--- Short task ---
Please write the listing below out again exactly, leaving every picture behind.

(Data records)

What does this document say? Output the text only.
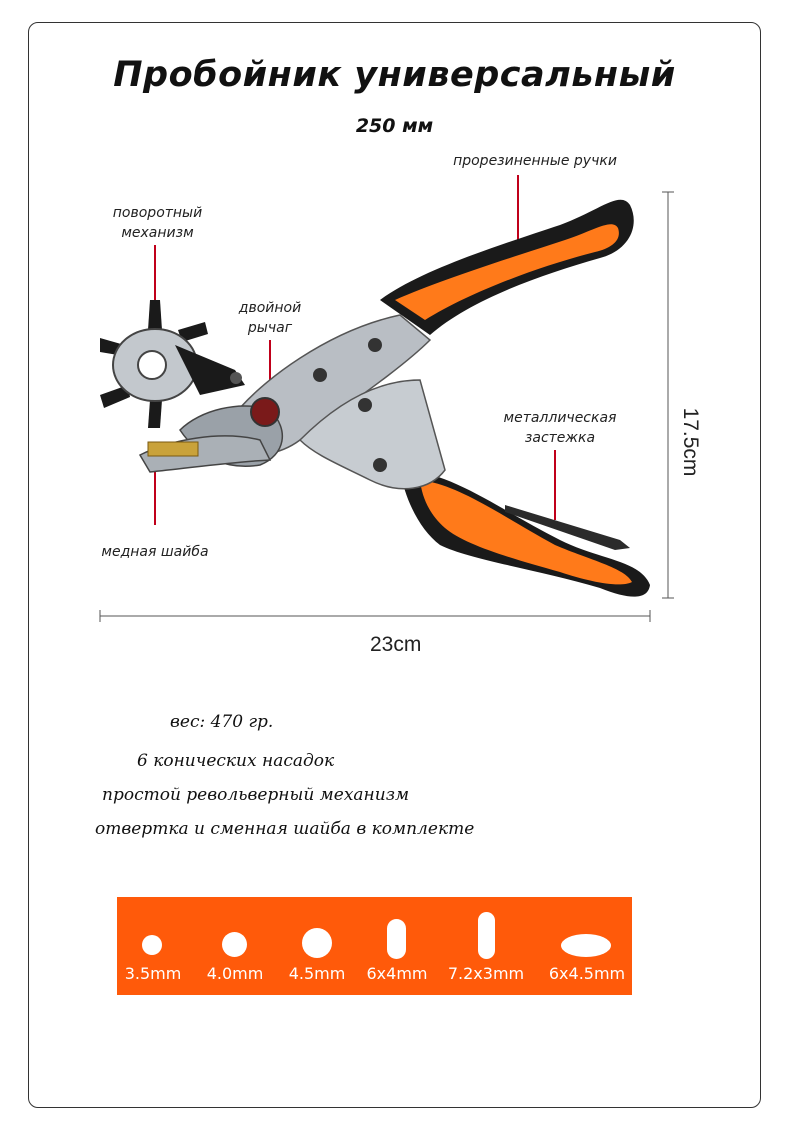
Пробойник универсальный
250 мм
поворотный
механизм
двойной
рычаг
прорезиненные ручки
металлическая
застежка
медная шайба
23cm
17.5cm
вес: 470 гр.
6 конических насадок
простой револьверный механизм
отвертка и сменная шайба в комплекте
3.5mm	4.0mm	4.5mm	6x4mm	7.2x3mm	6x4.5mm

--- The solution ---
What does this document say? Output the text only.
Пробойник универсальный
250 мм
поворотный
механизм
двойной
рычаг
прорезиненные ручки
металлическая
застежка
медная шайба
23cm
17.5cm
вес: 470 гр.
6 конических насадок
простой револьверный механизм
отвертка и сменная шайба в комплекте
3.5mm	4.0mm	4.5mm	6x4mm	7.2x3mm	6x4.5mm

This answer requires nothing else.